• Aim:
Lines containing the string "liegt" are to be counted; report the number and nothing more.

• Source records:
==*==

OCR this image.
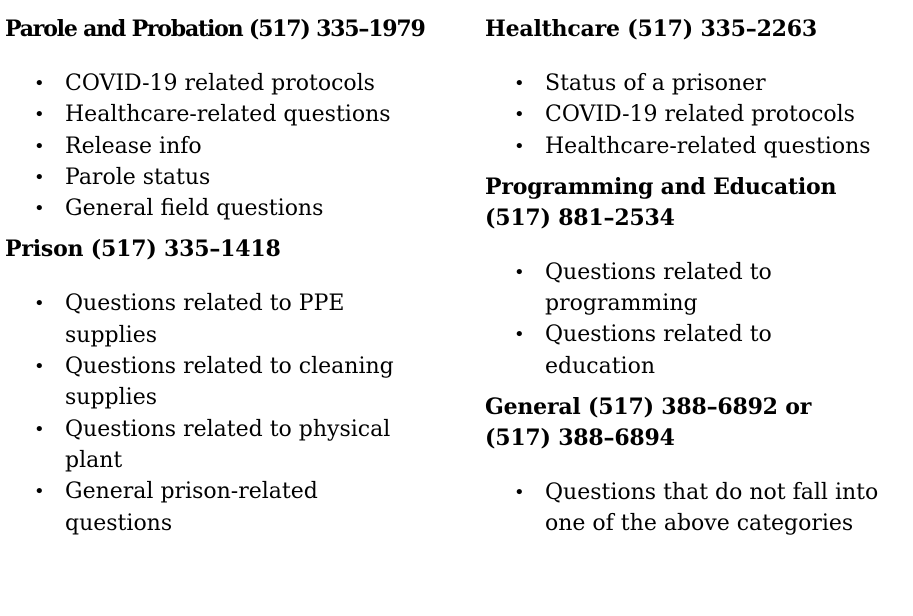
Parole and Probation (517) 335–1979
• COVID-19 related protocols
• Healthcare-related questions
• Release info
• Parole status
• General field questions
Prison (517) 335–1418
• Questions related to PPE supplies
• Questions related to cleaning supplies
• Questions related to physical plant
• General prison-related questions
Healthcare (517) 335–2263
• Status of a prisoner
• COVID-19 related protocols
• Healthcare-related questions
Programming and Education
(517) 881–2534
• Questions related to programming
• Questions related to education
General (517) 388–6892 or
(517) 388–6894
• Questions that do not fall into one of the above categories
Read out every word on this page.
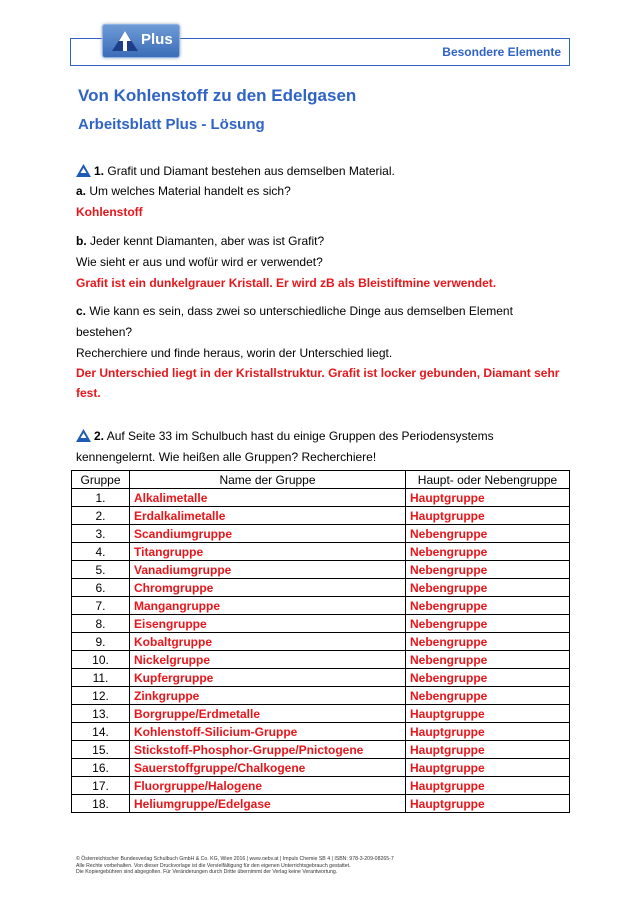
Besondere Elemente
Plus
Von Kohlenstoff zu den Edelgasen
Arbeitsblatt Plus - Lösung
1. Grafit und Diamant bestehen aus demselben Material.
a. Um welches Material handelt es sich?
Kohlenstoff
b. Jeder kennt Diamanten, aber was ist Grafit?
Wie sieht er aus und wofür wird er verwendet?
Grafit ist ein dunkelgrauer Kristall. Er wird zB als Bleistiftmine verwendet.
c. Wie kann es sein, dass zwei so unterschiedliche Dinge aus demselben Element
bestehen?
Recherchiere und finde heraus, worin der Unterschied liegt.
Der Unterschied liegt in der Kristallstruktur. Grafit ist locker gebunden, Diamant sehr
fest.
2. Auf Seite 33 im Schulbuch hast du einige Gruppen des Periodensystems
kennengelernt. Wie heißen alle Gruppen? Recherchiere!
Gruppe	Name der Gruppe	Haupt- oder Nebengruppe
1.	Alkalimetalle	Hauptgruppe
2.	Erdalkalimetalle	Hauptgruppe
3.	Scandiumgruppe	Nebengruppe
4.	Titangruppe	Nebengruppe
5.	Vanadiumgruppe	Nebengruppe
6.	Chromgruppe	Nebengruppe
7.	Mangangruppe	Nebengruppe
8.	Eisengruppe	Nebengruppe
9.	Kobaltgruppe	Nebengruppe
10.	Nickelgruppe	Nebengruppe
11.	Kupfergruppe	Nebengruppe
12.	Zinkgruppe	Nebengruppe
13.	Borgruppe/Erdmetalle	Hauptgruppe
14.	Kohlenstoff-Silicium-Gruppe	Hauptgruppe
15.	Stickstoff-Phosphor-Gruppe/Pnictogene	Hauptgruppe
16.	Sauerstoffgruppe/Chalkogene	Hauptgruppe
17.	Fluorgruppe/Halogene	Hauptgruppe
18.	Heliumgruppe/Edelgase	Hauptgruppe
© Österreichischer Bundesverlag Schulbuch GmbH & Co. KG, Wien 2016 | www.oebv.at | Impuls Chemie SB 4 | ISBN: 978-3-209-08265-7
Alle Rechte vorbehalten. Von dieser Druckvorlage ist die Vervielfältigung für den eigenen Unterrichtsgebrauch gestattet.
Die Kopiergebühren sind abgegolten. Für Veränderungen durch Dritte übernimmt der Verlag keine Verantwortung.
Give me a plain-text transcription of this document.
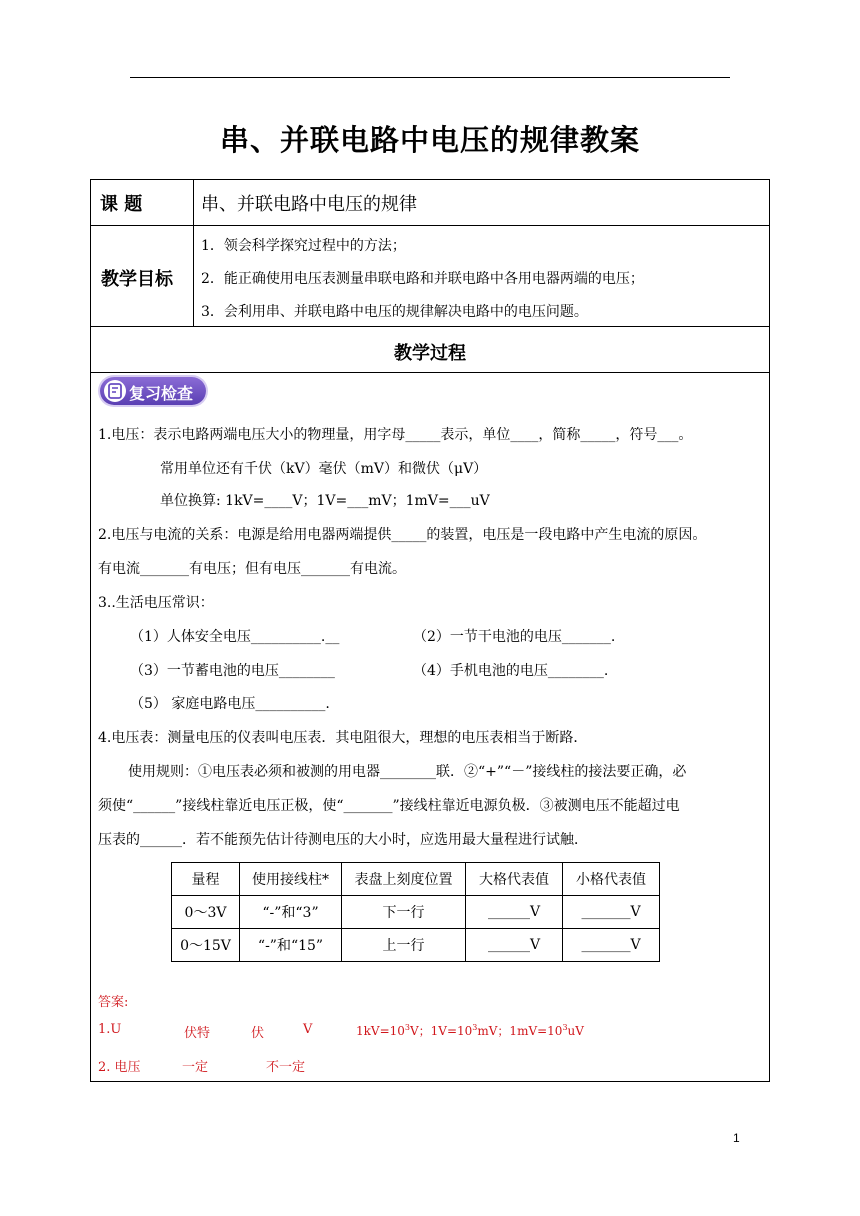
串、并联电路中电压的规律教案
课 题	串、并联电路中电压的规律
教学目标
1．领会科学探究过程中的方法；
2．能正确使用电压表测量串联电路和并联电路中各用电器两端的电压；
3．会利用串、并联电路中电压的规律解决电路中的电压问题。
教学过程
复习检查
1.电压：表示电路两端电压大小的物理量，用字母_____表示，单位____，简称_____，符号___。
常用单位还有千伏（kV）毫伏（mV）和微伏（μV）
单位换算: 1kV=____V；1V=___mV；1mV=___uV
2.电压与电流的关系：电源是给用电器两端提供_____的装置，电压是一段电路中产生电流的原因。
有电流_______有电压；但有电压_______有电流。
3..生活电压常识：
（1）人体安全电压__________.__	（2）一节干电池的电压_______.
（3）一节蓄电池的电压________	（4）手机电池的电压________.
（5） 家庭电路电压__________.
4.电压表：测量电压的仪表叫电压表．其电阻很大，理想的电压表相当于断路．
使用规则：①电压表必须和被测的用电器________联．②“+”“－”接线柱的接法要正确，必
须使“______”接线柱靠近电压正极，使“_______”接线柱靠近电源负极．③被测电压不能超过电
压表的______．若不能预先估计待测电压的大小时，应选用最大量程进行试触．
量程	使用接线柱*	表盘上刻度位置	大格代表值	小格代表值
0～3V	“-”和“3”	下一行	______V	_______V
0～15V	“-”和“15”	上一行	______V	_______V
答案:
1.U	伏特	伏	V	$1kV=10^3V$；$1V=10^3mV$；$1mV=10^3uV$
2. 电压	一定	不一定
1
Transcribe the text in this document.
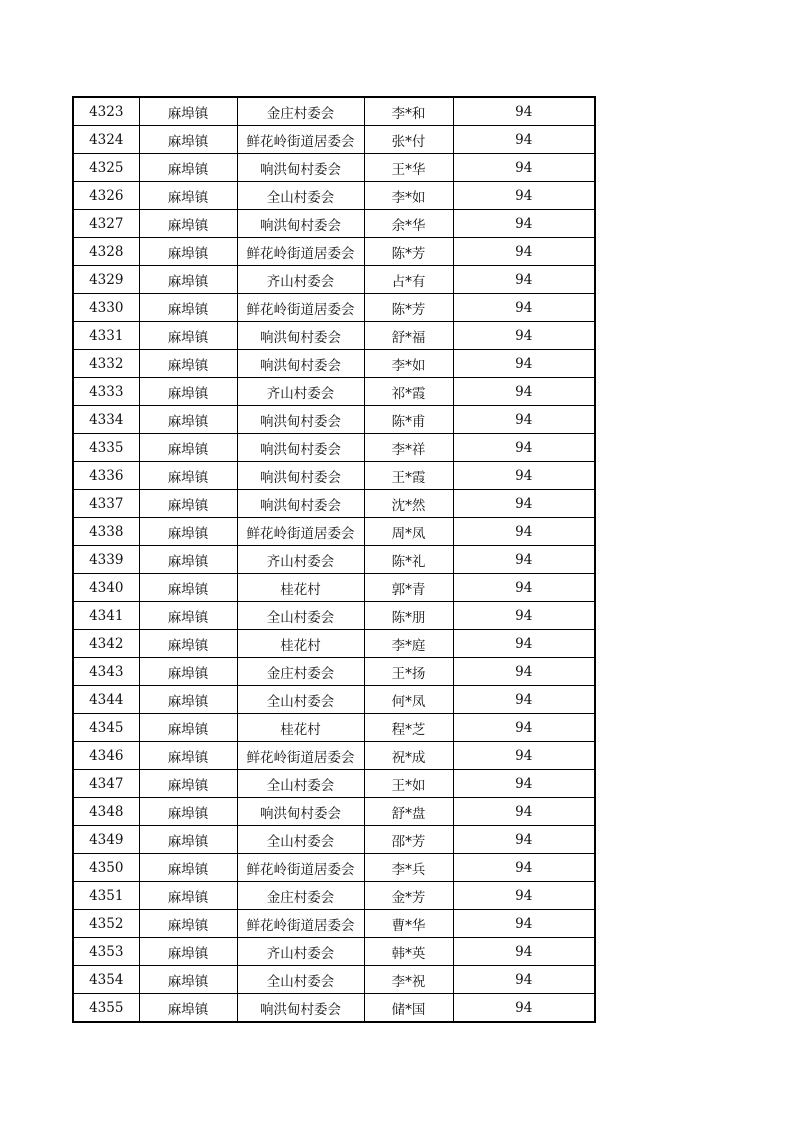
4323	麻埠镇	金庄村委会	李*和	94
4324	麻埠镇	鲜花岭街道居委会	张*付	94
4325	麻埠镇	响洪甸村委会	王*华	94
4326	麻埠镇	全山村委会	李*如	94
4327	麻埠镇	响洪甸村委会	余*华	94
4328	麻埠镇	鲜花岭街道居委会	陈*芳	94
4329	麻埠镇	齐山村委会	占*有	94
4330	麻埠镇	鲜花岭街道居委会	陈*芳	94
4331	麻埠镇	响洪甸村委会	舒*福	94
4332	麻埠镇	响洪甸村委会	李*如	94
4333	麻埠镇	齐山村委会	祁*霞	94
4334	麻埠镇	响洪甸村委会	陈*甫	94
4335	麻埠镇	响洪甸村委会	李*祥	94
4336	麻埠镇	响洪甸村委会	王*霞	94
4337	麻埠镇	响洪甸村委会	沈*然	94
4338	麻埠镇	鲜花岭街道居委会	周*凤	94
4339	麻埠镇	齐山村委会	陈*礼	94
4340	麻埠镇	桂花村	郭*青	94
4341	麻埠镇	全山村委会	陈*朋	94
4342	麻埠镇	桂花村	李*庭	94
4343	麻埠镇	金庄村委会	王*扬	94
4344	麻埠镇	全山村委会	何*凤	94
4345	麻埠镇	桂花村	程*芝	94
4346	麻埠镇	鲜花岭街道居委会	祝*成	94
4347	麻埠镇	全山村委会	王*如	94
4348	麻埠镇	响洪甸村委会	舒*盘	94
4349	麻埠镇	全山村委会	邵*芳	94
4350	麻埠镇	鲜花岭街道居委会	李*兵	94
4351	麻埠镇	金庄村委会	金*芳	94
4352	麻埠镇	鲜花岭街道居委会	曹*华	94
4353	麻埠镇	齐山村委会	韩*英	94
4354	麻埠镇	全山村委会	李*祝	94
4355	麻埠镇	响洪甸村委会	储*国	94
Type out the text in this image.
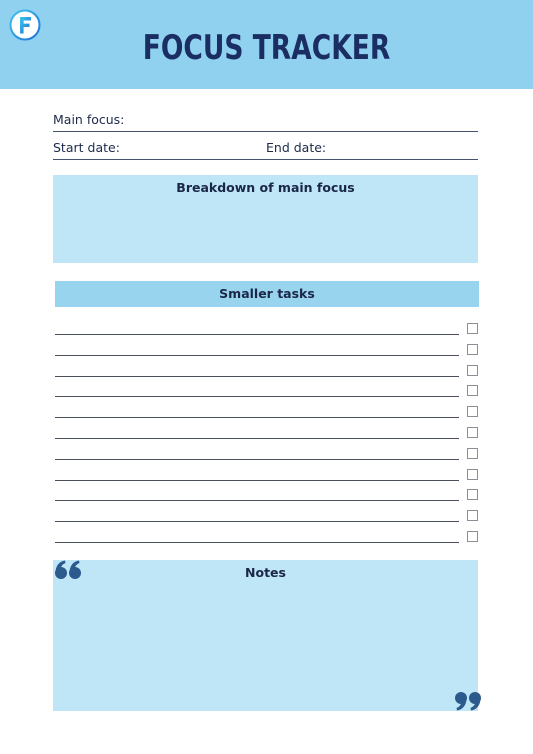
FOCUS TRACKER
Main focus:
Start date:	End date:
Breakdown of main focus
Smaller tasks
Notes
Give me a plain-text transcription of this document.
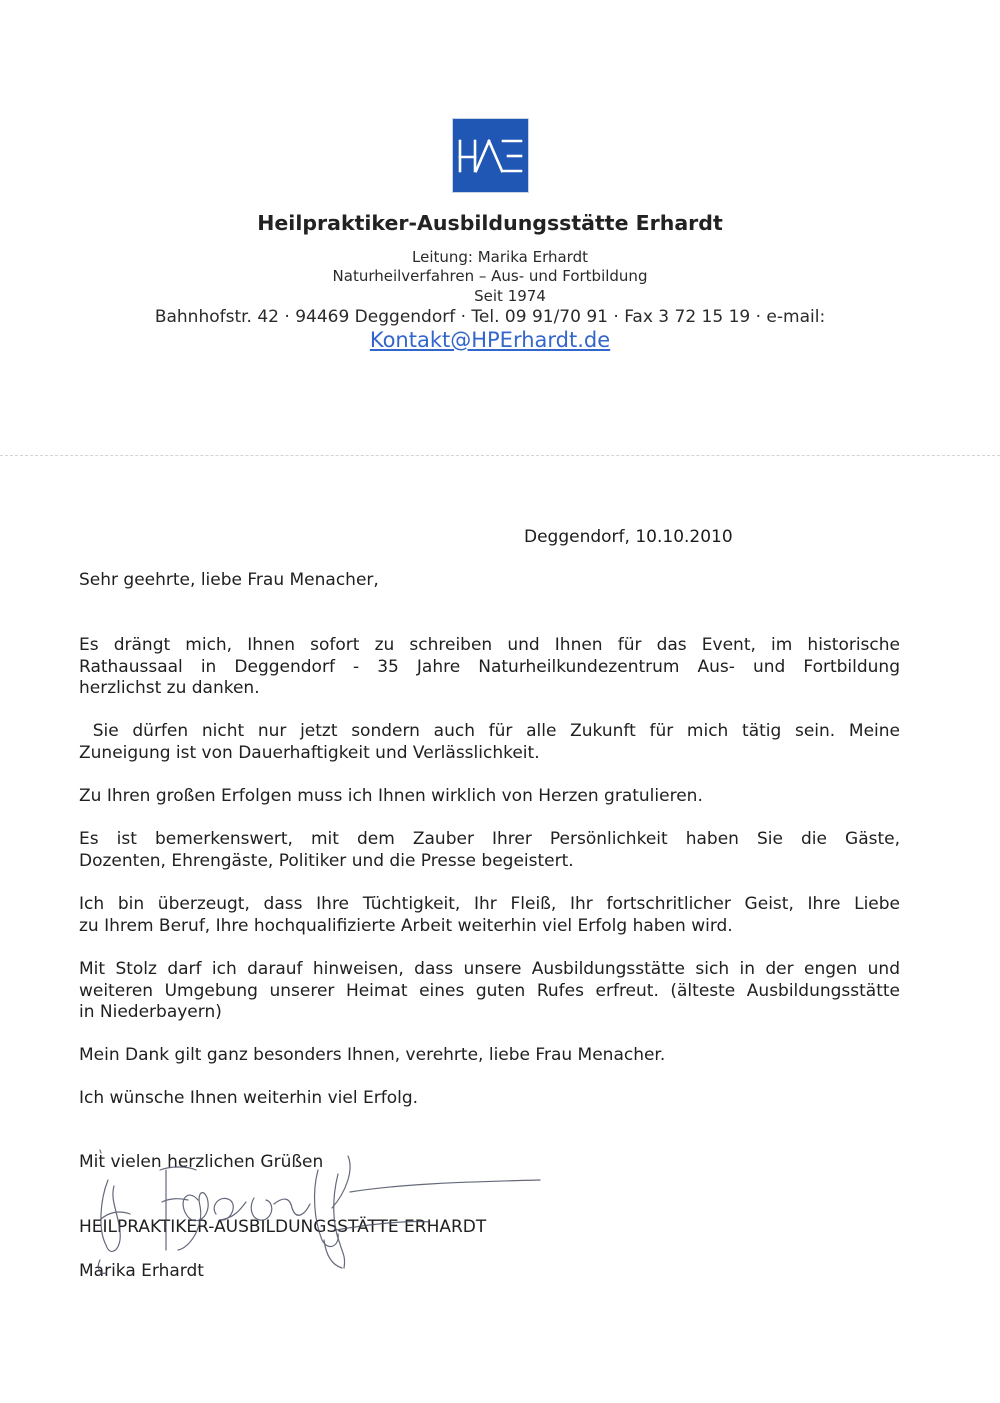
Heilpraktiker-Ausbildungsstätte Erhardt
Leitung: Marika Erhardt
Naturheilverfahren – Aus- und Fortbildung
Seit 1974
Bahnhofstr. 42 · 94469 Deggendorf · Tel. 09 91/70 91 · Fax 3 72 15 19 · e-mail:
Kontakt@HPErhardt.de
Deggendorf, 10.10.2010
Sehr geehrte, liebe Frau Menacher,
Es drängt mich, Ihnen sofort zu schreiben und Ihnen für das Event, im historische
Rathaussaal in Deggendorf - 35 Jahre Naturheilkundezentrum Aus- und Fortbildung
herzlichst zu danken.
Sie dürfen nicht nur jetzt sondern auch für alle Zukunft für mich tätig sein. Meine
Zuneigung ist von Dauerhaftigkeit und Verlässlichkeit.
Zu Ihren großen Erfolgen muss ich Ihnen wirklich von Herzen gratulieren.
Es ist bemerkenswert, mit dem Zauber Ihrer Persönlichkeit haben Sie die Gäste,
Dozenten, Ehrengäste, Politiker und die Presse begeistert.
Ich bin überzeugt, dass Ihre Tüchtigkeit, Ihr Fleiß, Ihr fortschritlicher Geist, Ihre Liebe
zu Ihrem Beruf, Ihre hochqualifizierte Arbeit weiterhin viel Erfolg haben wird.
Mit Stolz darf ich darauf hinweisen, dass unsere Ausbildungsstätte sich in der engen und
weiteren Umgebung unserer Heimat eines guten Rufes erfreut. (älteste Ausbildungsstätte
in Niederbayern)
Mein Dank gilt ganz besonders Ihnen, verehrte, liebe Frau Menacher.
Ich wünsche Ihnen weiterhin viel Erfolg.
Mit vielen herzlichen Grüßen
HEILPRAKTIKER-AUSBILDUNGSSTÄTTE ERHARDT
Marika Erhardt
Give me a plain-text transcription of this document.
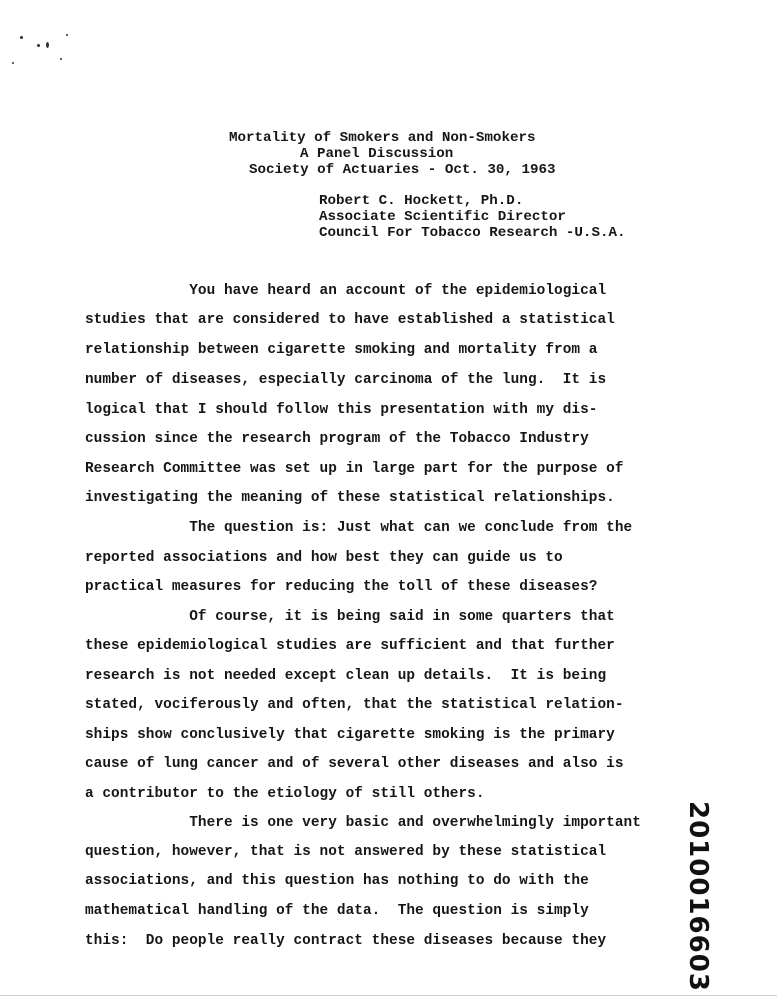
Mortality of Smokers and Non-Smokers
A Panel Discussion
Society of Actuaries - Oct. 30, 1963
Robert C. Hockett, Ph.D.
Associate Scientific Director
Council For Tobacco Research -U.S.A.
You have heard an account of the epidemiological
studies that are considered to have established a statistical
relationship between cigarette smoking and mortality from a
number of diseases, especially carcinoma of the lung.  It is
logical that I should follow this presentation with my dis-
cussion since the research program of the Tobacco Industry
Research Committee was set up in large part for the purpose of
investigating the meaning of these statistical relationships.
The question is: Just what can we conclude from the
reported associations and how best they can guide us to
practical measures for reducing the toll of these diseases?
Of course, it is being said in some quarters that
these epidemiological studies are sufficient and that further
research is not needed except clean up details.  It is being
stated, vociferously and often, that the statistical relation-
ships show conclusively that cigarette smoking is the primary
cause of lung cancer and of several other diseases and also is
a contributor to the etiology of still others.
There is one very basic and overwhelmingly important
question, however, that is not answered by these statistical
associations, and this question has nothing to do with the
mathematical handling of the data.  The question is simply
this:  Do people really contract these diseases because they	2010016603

==*==

• Task response:
2